(Chart and figure data)
——————
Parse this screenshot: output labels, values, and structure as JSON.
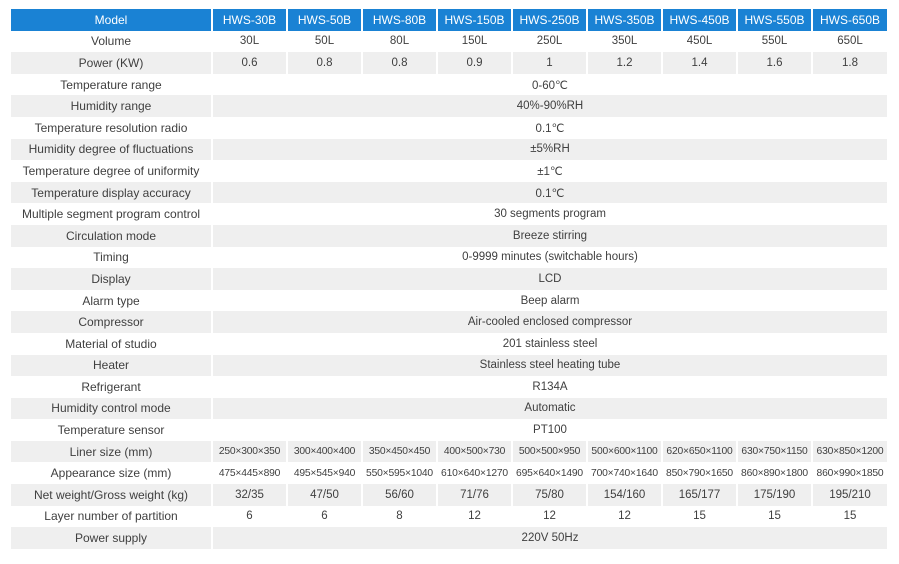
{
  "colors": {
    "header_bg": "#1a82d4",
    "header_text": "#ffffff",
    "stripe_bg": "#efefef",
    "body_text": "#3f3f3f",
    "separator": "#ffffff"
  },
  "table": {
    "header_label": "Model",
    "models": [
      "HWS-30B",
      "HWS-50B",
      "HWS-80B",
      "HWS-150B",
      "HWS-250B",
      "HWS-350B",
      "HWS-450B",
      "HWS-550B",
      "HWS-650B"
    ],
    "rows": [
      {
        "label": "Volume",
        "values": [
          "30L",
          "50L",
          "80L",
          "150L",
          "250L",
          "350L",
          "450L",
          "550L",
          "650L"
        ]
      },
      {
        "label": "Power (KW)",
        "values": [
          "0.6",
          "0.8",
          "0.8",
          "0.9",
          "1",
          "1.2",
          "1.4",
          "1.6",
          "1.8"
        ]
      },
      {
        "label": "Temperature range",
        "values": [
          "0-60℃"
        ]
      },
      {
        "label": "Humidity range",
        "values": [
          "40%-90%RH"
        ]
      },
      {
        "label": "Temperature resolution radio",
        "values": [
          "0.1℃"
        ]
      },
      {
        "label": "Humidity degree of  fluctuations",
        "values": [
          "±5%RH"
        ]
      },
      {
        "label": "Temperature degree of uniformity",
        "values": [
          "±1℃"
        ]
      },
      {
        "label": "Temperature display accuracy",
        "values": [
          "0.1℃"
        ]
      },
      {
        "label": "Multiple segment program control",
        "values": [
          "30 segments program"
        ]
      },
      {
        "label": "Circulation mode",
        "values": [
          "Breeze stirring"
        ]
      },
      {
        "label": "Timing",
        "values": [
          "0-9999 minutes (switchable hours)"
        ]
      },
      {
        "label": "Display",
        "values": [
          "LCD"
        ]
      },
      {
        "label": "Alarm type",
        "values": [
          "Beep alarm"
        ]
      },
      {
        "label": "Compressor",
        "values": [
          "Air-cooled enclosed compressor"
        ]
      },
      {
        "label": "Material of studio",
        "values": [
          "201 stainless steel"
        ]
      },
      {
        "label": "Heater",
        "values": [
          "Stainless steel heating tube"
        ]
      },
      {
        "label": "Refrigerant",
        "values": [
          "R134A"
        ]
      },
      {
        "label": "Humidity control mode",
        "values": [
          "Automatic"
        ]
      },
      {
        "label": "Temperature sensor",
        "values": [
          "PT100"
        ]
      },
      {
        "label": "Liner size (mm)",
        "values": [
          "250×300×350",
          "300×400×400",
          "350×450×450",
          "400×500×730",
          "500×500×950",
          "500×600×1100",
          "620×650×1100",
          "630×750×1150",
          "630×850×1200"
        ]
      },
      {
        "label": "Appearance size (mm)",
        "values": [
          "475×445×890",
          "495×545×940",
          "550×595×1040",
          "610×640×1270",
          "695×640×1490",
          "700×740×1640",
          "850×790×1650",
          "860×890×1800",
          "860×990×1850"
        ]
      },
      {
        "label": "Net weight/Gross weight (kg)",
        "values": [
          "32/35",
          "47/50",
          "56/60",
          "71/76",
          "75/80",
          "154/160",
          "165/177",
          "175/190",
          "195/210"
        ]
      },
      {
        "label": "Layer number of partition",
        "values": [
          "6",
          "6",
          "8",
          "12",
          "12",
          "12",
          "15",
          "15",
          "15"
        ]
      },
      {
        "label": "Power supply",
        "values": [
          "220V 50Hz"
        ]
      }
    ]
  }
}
——————
- **GIVEN PROBLEM**
Retype all entries exactly as they appear, dropping the images.

- **SOLVED PROBLEM**
Parse this screenshot: output labels, values, and structure as JSON.
{
  "colors": {
    "header_bg": "#1a82d4",
    "header_text": "#ffffff",
    "stripe_bg": "#efefef",
    "body_text": "#3f3f3f",
    "separator": "#ffffff"
  },
  "table": {
    "header_label": "Model",
    "models": [
      "HWS-30B",
      "HWS-50B",
      "HWS-80B",
      "HWS-150B",
      "HWS-250B",
      "HWS-350B",
      "HWS-450B",
      "HWS-550B",
      "HWS-650B"
    ],
    "rows": [
      {
        "label": "Volume",
        "values": [
          "30L",
          "50L",
          "80L",
          "150L",
          "250L",
          "350L",
          "450L",
          "550L",
          "650L"
        ]
      },
      {
        "label": "Power (KW)",
        "values": [
          "0.6",
          "0.8",
          "0.8",
          "0.9",
          "1",
          "1.2",
          "1.4",
          "1.6",
          "1.8"
        ]
      },
      {
        "label": "Temperature range",
        "values": [
          "0-60℃"
        ]
      },
      {
        "label": "Humidity range",
        "values": [
          "40%-90%RH"
        ]
      },
      {
        "label": "Temperature resolution radio",
        "values": [
          "0.1℃"
        ]
      },
      {
        "label": "Humidity degree of  fluctuations",
        "values": [
          "±5%RH"
        ]
      },
      {
        "label": "Temperature degree of uniformity",
        "values": [
          "±1℃"
        ]
      },
      {
        "label": "Temperature display accuracy",
        "values": [
          "0.1℃"
        ]
      },
      {
        "label": "Multiple segment program control",
        "values": [
          "30 segments program"
        ]
      },
      {
        "label": "Circulation mode",
        "values": [
          "Breeze stirring"
        ]
      },
      {
        "label": "Timing",
        "values": [
          "0-9999 minutes (switchable hours)"
        ]
      },
      {
        "label": "Display",
        "values": [
          "LCD"
        ]
      },
      {
        "label": "Alarm type",
        "values": [
          "Beep alarm"
        ]
      },
      {
        "label": "Compressor",
        "values": [
          "Air-cooled enclosed compressor"
        ]
      },
      {
        "label": "Material of studio",
        "values": [
          "201 stainless steel"
        ]
      },
      {
        "label": "Heater",
        "values": [
          "Stainless steel heating tube"
        ]
      },
      {
        "label": "Refrigerant",
        "values": [
          "R134A"
        ]
      },
      {
        "label": "Humidity control mode",
        "values": [
          "Automatic"
        ]
      },
      {
        "label": "Temperature sensor",
        "values": [
          "PT100"
        ]
      },
      {
        "label": "Liner size (mm)",
        "values": [
          "250×300×350",
          "300×400×400",
          "350×450×450",
          "400×500×730",
          "500×500×950",
          "500×600×1100",
          "620×650×1100",
          "630×750×1150",
          "630×850×1200"
        ]
      },
      {
        "label": "Appearance size (mm)",
        "values": [
          "475×445×890",
          "495×545×940",
          "550×595×1040",
          "610×640×1270",
          "695×640×1490",
          "700×740×1640",
          "850×790×1650",
          "860×890×1800",
          "860×990×1850"
        ]
      },
      {
        "label": "Net weight/Gross weight (kg)",
        "values": [
          "32/35",
          "47/50",
          "56/60",
          "71/76",
          "75/80",
          "154/160",
          "165/177",
          "175/190",
          "195/210"
        ]
      },
      {
        "label": "Layer number of partition",
        "values": [
          "6",
          "6",
          "8",
          "12",
          "12",
          "12",
          "15",
          "15",
          "15"
        ]
      },
      {
        "label": "Power supply",
        "values": [
          "220V 50Hz"
        ]
      }
    ]
  }
}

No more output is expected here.